Data records -
[Begin]

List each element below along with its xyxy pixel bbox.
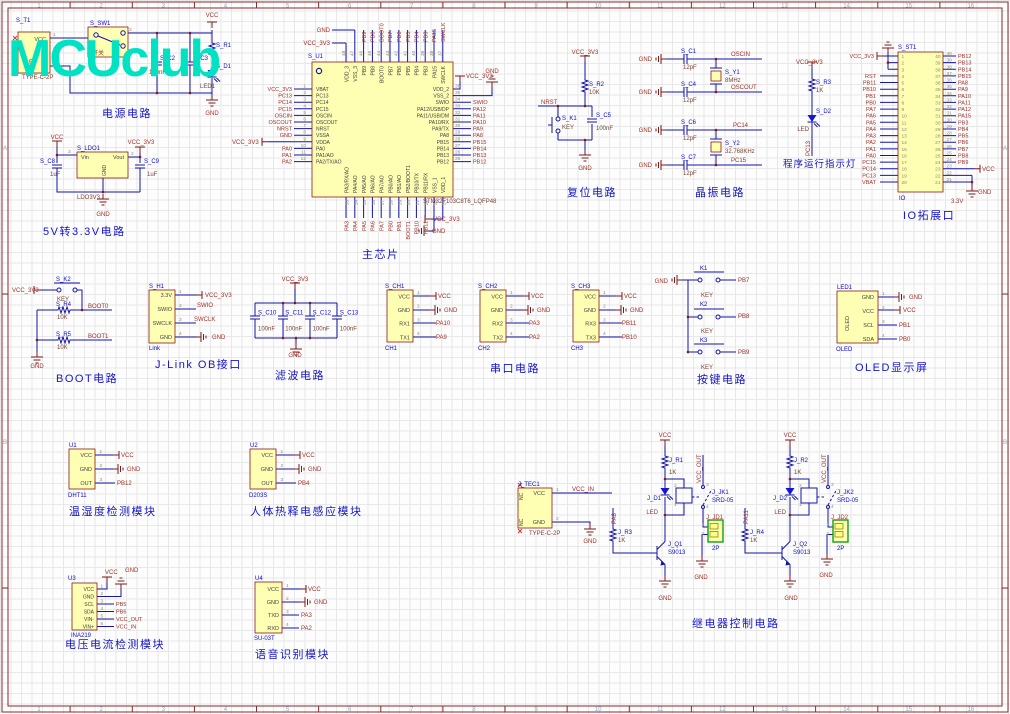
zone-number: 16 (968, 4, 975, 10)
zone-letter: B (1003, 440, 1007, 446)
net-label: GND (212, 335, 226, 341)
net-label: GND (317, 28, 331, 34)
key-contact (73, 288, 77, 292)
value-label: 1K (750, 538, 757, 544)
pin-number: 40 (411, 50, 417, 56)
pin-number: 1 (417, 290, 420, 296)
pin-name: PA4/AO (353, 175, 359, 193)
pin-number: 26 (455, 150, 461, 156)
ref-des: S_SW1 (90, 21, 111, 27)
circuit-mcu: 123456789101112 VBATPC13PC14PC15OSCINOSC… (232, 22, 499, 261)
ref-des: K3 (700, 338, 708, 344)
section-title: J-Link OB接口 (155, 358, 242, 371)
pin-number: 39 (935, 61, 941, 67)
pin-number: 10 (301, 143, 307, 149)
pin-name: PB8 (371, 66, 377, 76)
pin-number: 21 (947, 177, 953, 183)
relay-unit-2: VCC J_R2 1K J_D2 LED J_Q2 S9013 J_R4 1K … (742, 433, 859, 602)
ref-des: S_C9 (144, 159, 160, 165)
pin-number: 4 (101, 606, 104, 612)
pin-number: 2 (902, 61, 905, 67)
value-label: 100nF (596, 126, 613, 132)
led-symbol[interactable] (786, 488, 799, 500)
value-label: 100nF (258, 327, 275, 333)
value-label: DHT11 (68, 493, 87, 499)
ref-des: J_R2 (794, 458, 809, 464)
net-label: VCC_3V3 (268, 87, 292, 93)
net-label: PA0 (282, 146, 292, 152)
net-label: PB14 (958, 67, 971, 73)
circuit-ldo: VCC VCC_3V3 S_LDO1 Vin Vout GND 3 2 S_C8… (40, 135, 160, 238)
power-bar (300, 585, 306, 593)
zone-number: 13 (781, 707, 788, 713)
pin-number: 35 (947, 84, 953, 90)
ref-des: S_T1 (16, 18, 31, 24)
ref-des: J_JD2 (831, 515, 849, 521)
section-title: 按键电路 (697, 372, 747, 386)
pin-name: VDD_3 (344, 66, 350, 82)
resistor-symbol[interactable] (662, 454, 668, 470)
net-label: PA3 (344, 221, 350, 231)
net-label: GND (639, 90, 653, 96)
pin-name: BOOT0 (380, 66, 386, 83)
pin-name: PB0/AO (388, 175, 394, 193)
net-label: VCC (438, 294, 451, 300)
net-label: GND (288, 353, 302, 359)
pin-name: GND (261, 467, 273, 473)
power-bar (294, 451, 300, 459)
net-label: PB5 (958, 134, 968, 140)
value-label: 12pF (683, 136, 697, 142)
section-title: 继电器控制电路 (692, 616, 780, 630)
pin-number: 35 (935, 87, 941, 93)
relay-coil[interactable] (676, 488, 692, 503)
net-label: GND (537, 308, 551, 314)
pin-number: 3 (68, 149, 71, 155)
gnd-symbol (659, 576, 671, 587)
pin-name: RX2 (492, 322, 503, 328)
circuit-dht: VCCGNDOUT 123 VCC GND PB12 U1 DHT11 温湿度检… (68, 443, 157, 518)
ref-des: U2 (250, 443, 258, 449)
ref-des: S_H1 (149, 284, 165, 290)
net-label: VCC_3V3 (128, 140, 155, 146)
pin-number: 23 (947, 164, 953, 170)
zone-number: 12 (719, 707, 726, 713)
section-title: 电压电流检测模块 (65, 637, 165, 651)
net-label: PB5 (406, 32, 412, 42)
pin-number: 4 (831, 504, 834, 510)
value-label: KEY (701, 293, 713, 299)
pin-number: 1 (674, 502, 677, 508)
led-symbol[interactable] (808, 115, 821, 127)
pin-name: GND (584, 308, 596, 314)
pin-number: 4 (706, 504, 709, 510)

[End]

GIVEN REQUEST -
Render the lines of the data records, from the line containing "zone-number: 16 (968, 4, 975, 10)" through the line containing "power-bar (300, 585, 306, 593)", as a Markdown table with columns named Row and Line. Number each line in the Row column, and skip any blank lines.

RESPONSE FOR THIS EXERCISE -
| Row | Line |
|---|---|
| 1 | zone-number: 16 (968, 4, 975, 10) |
| 2 | zone-letter: B (1003, 440, 1007, 446) |
| 3 | net-label: GND (212, 335, 226, 341) |
| 4 | net-label: GND (317, 28, 331, 34) |
| 5 | key-contact (73, 288, 77, 292) |
| 6 | value-label: 1K (750, 538, 757, 544) |
| 7 | pin-number: 40 (411, 50, 417, 56) |
| 8 | pin-number: 1 (417, 290, 420, 296) |
| 9 | pin-name: PA4/AO (353, 175, 359, 193) |
| 10 | pin-number: 26 (455, 150, 461, 156) |
| 11 | ref-des: S_SW1 (90, 21, 111, 27) |
| 12 | circuit-mcu: 123456789101112 VBATPC13PC14PC15OSCINOSC… (232, 22, 499, 261) |
| 13 | ref-des: K3 (700, 338, 708, 344) |
| 14 | section-title: J-Link OB接口 (155, 358, 242, 371) |
| 15 | pin-number: 39 (935, 61, 941, 67) |
| 16 | pin-number: 10 (301, 143, 307, 149) |
| 17 | pin-name: PB8 (371, 66, 377, 76) |
| 18 | pin-number: 21 (947, 177, 953, 183) |
| 19 | relay-unit-2: VCC J_R2 1K J_D2 LED J_Q2 S9013 J_R4 1K … (742, 433, 859, 602) |
| 20 | ref-des: S_C9 (144, 159, 160, 165) |
| 21 | pin-number: 4 (101, 606, 104, 612) |
| 22 | pin-number: 2 (902, 61, 905, 67) |
| 23 | value-label: 100nF (596, 126, 613, 132) |
| 24 | led-symbol[interactable] (786, 488, 799, 500) |
| 25 | value-label: 100nF (258, 327, 275, 333) |
| 26 | value-label: DHT11 (68, 493, 87, 499) |
| 27 | ref-des: J_R2 (794, 458, 809, 464) |
| 28 | net-label: VCC_3V3 (268, 87, 292, 93) |
| 29 | net-label: PA0 (282, 146, 292, 152) |
| 30 | net-label: PB14 (958, 67, 971, 73) |
| 31 | circuit-ldo: VCC VCC_3V3 S_LDO1 Vin Vout GND 3 2 S_C8… (40, 135, 160, 238) |
| 32 | power-bar (300, 585, 306, 593) |